**Exercise brief:** Omit the pictures, then write out every entry exactly as it reads.

**Recorded information:**
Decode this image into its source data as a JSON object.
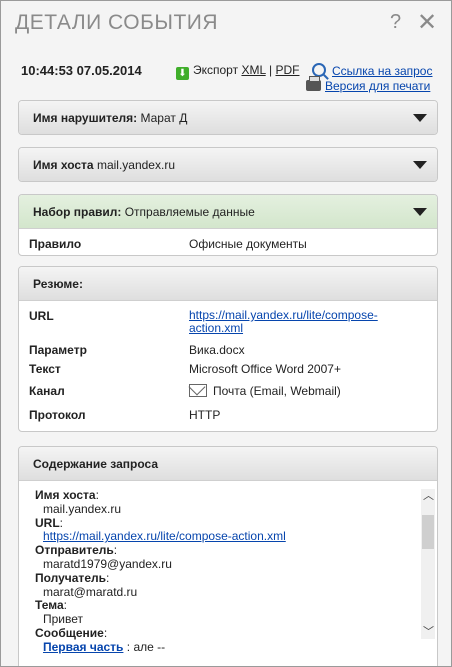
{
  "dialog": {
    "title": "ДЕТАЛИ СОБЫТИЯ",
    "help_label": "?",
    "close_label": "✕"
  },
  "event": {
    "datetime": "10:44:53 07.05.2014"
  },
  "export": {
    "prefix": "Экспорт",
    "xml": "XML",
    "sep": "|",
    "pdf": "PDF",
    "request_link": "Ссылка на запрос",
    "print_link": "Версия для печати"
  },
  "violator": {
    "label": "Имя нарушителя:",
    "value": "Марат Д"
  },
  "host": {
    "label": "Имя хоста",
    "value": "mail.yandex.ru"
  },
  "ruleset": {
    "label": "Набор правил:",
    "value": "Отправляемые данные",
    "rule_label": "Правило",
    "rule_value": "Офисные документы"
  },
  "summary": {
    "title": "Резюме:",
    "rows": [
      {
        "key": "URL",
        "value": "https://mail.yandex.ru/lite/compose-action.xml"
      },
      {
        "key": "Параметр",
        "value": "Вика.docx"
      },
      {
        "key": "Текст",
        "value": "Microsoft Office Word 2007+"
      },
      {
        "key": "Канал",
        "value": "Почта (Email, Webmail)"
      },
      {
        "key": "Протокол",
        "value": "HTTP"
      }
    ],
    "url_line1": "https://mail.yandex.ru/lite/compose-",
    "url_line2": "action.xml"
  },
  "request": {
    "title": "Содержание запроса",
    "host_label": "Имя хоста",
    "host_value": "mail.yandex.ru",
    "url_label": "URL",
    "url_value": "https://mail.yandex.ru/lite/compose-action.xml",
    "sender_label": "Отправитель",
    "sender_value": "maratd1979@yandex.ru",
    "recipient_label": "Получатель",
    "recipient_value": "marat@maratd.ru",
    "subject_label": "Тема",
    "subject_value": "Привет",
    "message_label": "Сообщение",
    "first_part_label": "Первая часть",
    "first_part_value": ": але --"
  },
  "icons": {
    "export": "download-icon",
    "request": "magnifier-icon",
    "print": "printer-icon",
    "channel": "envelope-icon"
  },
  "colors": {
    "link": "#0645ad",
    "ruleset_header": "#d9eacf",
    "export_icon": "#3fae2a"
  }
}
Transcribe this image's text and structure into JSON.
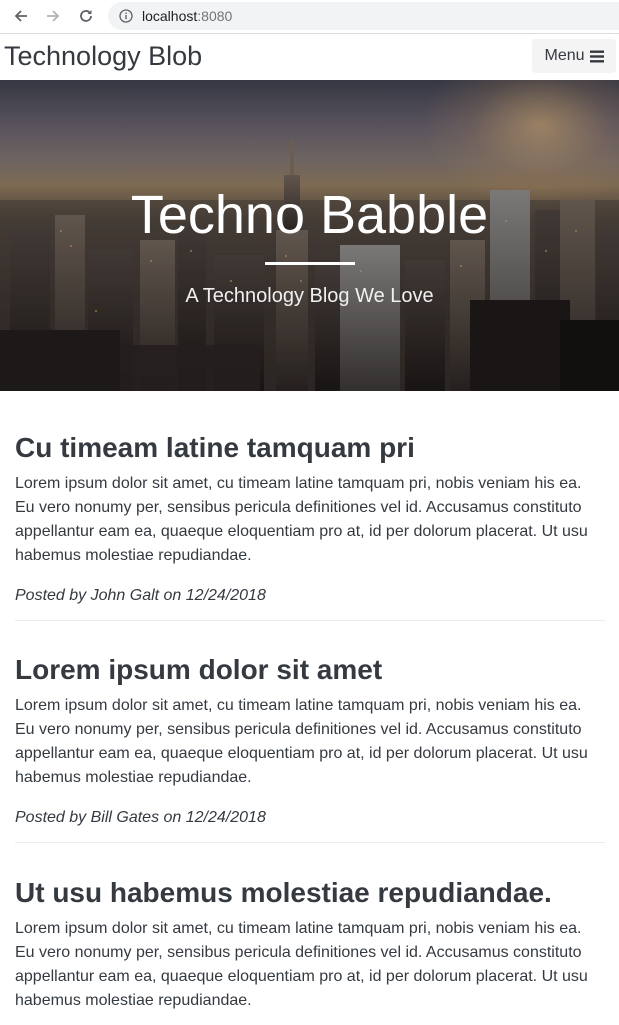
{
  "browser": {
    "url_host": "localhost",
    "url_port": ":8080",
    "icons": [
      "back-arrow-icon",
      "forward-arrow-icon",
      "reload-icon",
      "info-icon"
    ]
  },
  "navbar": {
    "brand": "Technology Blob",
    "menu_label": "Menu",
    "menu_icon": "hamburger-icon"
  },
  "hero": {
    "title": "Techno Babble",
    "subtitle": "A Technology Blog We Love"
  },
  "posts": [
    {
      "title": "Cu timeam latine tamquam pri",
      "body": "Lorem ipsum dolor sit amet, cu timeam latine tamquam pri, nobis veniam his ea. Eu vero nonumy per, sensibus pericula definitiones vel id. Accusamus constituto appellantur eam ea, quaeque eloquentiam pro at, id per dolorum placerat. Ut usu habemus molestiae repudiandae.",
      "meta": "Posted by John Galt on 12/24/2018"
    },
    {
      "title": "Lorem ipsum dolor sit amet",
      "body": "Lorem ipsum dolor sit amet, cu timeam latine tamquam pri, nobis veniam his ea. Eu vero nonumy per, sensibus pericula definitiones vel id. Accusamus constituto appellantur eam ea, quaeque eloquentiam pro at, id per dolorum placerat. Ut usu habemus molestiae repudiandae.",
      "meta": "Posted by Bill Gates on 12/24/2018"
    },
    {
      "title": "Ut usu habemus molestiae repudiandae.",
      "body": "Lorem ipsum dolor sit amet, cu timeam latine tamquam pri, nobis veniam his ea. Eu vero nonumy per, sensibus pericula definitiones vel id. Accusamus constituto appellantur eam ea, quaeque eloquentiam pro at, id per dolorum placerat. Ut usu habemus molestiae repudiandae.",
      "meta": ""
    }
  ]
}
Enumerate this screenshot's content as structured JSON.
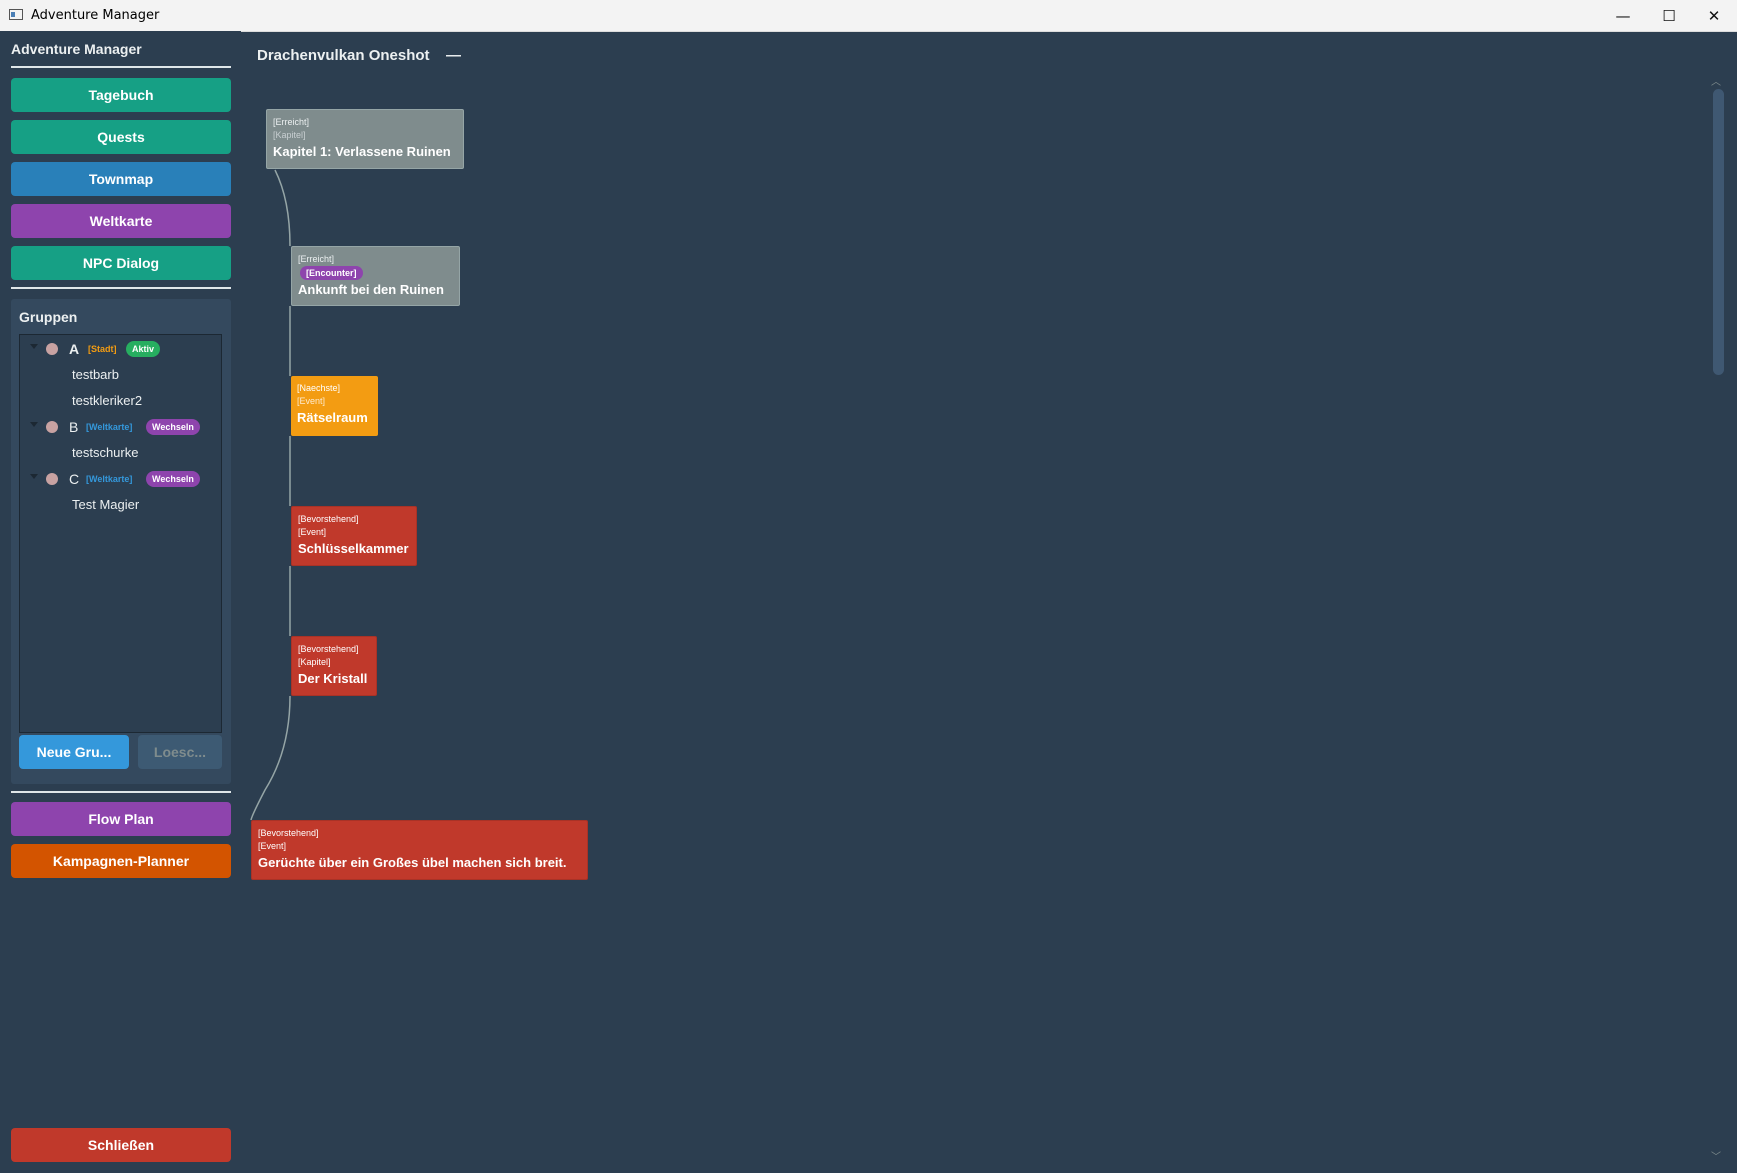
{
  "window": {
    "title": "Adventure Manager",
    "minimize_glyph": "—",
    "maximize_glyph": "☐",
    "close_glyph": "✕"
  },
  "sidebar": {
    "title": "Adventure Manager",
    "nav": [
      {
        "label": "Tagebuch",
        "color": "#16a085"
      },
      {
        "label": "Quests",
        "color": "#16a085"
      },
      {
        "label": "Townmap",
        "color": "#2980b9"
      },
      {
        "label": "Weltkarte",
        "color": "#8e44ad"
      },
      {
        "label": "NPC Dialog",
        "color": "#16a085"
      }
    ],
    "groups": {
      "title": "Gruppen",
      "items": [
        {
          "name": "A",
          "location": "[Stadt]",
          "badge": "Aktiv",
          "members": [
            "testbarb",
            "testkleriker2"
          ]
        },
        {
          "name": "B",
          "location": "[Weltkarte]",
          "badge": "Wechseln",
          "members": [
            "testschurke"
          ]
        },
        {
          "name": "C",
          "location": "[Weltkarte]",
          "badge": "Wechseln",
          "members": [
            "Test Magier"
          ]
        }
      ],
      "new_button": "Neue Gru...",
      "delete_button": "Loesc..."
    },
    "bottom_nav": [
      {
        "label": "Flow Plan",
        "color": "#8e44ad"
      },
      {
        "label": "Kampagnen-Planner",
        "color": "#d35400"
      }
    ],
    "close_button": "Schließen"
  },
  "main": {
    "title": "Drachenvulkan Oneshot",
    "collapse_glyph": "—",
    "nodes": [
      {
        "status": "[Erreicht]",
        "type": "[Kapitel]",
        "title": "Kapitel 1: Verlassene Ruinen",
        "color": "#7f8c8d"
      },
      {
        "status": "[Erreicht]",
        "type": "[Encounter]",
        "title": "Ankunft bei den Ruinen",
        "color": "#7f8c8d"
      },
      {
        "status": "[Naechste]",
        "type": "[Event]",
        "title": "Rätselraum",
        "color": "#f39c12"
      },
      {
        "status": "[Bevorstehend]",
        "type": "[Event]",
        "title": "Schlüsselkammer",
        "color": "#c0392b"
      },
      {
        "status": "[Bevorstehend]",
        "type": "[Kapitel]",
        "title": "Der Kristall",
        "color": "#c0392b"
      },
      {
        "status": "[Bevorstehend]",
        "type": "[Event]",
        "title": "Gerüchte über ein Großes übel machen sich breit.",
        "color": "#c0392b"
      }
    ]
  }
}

**Complete answer:**
Decode this image into its source data as a JSON object.
{
  "dialog": {
    "title": "ДЕТАЛИ СОБЫТИЯ",
    "help_label": "?",
    "close_label": "✕"
  },
  "event": {
    "datetime": "10:44:53 07.05.2014"
  },
  "export": {
    "prefix": "Экспорт",
    "xml": "XML",
    "sep": "|",
    "pdf": "PDF",
    "request_link": "Ссылка на запрос",
    "print_link": "Версия для печати"
  },
  "violator": {
    "label": "Имя нарушителя:",
    "value": "Марат Д"
  },
  "host": {
    "label": "Имя хоста",
    "value": "mail.yandex.ru"
  },
  "ruleset": {
    "label": "Набор правил:",
    "value": "Отправляемые данные",
    "rule_label": "Правило",
    "rule_value": "Офисные документы"
  },
  "summary": {
    "title": "Резюме:",
    "rows": [
      {
        "key": "URL",
        "value": "https://mail.yandex.ru/lite/compose-action.xml"
      },
      {
        "key": "Параметр",
        "value": "Вика.docx"
      },
      {
        "key": "Текст",
        "value": "Microsoft Office Word 2007+"
      },
      {
        "key": "Канал",
        "value": "Почта (Email, Webmail)"
      },
      {
        "key": "Протокол",
        "value": "HTTP"
      }
    ],
    "url_line1": "https://mail.yandex.ru/lite/compose-",
    "url_line2": "action.xml"
  },
  "request": {
    "title": "Содержание запроса",
    "host_label": "Имя хоста",
    "host_value": "mail.yandex.ru",
    "url_label": "URL",
    "url_value": "https://mail.yandex.ru/lite/compose-action.xml",
    "sender_label": "Отправитель",
    "sender_value": "maratd1979@yandex.ru",
    "recipient_label": "Получатель",
    "recipient_value": "marat@maratd.ru",
    "subject_label": "Тема",
    "subject_value": "Привет",
    "message_label": "Сообщение",
    "first_part_label": "Первая часть",
    "first_part_value": ": але --"
  },
  "icons": {
    "export": "download-icon",
    "request": "magnifier-icon",
    "print": "printer-icon",
    "channel": "envelope-icon"
  },
  "colors": {
    "link": "#0645ad",
    "ruleset_header": "#d9eacf",
    "export_icon": "#3fae2a"
  }
}
Transcribe this image's text and structure into JSON.
{
  "browser": {
    "url_host": "localhost",
    "url_port": ":8080",
    "icons": [
      "back-arrow-icon",
      "forward-arrow-icon",
      "reload-icon",
      "info-icon"
    ]
  },
  "navbar": {
    "brand": "Technology Blob",
    "menu_label": "Menu",
    "menu_icon": "hamburger-icon"
  },
  "hero": {
    "title": "Techno Babble",
    "subtitle": "A Technology Blog We Love"
  },
  "posts": [
    {
      "title": "Cu timeam latine tamquam pri",
      "body": "Lorem ipsum dolor sit amet, cu timeam latine tamquam pri, nobis veniam his ea. Eu vero nonumy per, sensibus pericula definitiones vel id. Accusamus constituto appellantur eam ea, quaeque eloquentiam pro at, id per dolorum placerat. Ut usu habemus molestiae repudiandae.",
      "meta": "Posted by John Galt on 12/24/2018"
    },
    {
      "title": "Lorem ipsum dolor sit amet",
      "body": "Lorem ipsum dolor sit amet, cu timeam latine tamquam pri, nobis veniam his ea. Eu vero nonumy per, sensibus pericula definitiones vel id. Accusamus constituto appellantur eam ea, quaeque eloquentiam pro at, id per dolorum placerat. Ut usu habemus molestiae repudiandae.",
      "meta": "Posted by Bill Gates on 12/24/2018"
    },
    {
      "title": "Ut usu habemus molestiae repudiandae.",
      "body": "Lorem ipsum dolor sit amet, cu timeam latine tamquam pri, nobis veniam his ea. Eu vero nonumy per, sensibus pericula definitiones vel id. Accusamus constituto appellantur eam ea, quaeque eloquentiam pro at, id per dolorum placerat. Ut usu habemus molestiae repudiandae.",
      "meta": ""
    }
  ]
}
Enumerate this screenshot's content as structured JSON.
{
  "window": {
    "title": "Adventure Manager",
    "minimize_glyph": "—",
    "maximize_glyph": "☐",
    "close_glyph": "✕"
  },
  "sidebar": {
    "title": "Adventure Manager",
    "nav": [
      {
        "label": "Tagebuch",
        "color": "#16a085"
      },
      {
        "label": "Quests",
        "color": "#16a085"
      },
      {
        "label": "Townmap",
        "color": "#2980b9"
      },
      {
        "label": "Weltkarte",
        "color": "#8e44ad"
      },
      {
        "label": "NPC Dialog",
        "color": "#16a085"
      }
    ],
    "groups": {
      "title": "Gruppen",
      "items": [
        {
          "name": "A",
          "location": "[Stadt]",
          "badge": "Aktiv",
          "members": [
            "testbarb",
            "testkleriker2"
          ]
        },
        {
          "name": "B",
          "location": "[Weltkarte]",
          "badge": "Wechseln",
          "members": [
            "testschurke"
          ]
        },
        {
          "name": "C",
          "location": "[Weltkarte]",
          "badge": "Wechseln",
          "members": [
            "Test Magier"
          ]
        }
      ],
      "new_button": "Neue Gru...",
      "delete_button": "Loesc..."
    },
    "bottom_nav": [
      {
        "label": "Flow Plan",
        "color": "#8e44ad"
      },
      {
        "label": "Kampagnen-Planner",
        "color": "#d35400"
      }
    ],
    "close_button": "Schließen"
  },
  "main": {
    "title": "Drachenvulkan Oneshot",
    "collapse_glyph": "—",
    "nodes": [
      {
        "status": "[Erreicht]",
        "type": "[Kapitel]",
        "title": "Kapitel 1: Verlassene Ruinen",
        "color": "#7f8c8d"
      },
      {
        "status": "[Erreicht]",
        "type": "[Encounter]",
        "title": "Ankunft bei den Ruinen",
        "color": "#7f8c8d"
      },
      {
        "status": "[Naechste]",
        "type": "[Event]",
        "title": "Rätselraum",
        "color": "#f39c12"
      },
      {
        "status": "[Bevorstehend]",
        "type": "[Event]",
        "title": "Schlüsselkammer",
        "color": "#c0392b"
      },
      {
        "status": "[Bevorstehend]",
        "type": "[Kapitel]",
        "title": "Der Kristall",
        "color": "#c0392b"
      },
      {
        "status": "[Bevorstehend]",
        "type": "[Event]",
        "title": "Gerüchte über ein Großes übel machen sich breit.",
        "color": "#c0392b"
      }
    ]
  }
}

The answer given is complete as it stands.